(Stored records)
────────────────
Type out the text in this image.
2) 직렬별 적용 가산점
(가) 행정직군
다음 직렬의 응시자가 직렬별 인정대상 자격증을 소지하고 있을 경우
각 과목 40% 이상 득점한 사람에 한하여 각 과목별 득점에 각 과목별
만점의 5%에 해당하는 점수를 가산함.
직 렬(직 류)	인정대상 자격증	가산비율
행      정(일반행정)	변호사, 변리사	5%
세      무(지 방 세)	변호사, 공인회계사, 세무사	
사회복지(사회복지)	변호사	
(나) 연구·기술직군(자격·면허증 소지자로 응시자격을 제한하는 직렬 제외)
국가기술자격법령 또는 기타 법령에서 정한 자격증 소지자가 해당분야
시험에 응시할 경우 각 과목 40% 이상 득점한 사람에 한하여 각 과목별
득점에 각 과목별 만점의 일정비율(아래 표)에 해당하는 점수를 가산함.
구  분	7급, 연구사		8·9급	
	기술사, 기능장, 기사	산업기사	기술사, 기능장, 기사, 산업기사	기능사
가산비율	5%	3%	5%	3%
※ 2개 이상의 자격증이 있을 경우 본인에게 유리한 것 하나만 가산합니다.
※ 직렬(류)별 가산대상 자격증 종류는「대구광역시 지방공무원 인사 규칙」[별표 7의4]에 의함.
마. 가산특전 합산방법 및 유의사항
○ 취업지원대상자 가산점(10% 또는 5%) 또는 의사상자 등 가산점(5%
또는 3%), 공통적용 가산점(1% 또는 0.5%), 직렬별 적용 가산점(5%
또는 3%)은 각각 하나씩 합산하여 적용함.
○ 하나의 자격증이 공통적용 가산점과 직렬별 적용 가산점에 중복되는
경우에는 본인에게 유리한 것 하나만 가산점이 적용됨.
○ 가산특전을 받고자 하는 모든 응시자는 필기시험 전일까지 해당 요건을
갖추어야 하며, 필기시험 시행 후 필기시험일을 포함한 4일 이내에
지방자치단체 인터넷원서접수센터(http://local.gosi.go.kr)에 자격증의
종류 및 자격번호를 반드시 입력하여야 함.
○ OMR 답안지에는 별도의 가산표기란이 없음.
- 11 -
────────────────
#### [Exercise brief]
Each of the records should be retyped exactly.

#### [Reply]
Type out the text in this image.
2) 직렬별 적용 가산점
(가) 행정직군
다음 직렬의 응시자가 직렬별 인정대상 자격증을 소지하고 있을 경우
각 과목 40% 이상 득점한 사람에 한하여 각 과목별 득점에 각 과목별
만점의 5%에 해당하는 점수를 가산함.
직 렬(직 류)	인정대상 자격증	가산비율
행      정(일반행정)	변호사, 변리사	5%
세      무(지 방 세)	변호사, 공인회계사, 세무사	
사회복지(사회복지)	변호사	
(나) 연구·기술직군(자격·면허증 소지자로 응시자격을 제한하는 직렬 제외)
국가기술자격법령 또는 기타 법령에서 정한 자격증 소지자가 해당분야
시험에 응시할 경우 각 과목 40% 이상 득점한 사람에 한하여 각 과목별
득점에 각 과목별 만점의 일정비율(아래 표)에 해당하는 점수를 가산함.
구  분	7급, 연구사		8·9급	
	기술사, 기능장, 기사	산업기사	기술사, 기능장, 기사, 산업기사	기능사
가산비율	5%	3%	5%	3%
※ 2개 이상의 자격증이 있을 경우 본인에게 유리한 것 하나만 가산합니다.
※ 직렬(류)별 가산대상 자격증 종류는「대구광역시 지방공무원 인사 규칙」[별표 7의4]에 의함.
마. 가산특전 합산방법 및 유의사항
○ 취업지원대상자 가산점(10% 또는 5%) 또는 의사상자 등 가산점(5%
또는 3%), 공통적용 가산점(1% 또는 0.5%), 직렬별 적용 가산점(5%
또는 3%)은 각각 하나씩 합산하여 적용함.
○ 하나의 자격증이 공통적용 가산점과 직렬별 적용 가산점에 중복되는
경우에는 본인에게 유리한 것 하나만 가산점이 적용됨.
○ 가산특전을 받고자 하는 모든 응시자는 필기시험 전일까지 해당 요건을
갖추어야 하며, 필기시험 시행 후 필기시험일을 포함한 4일 이내에
지방자치단체 인터넷원서접수센터(http://local.gosi.go.kr)에 자격증의
종류 및 자격번호를 반드시 입력하여야 함.
○ OMR 답안지에는 별도의 가산표기란이 없음.
- 11 -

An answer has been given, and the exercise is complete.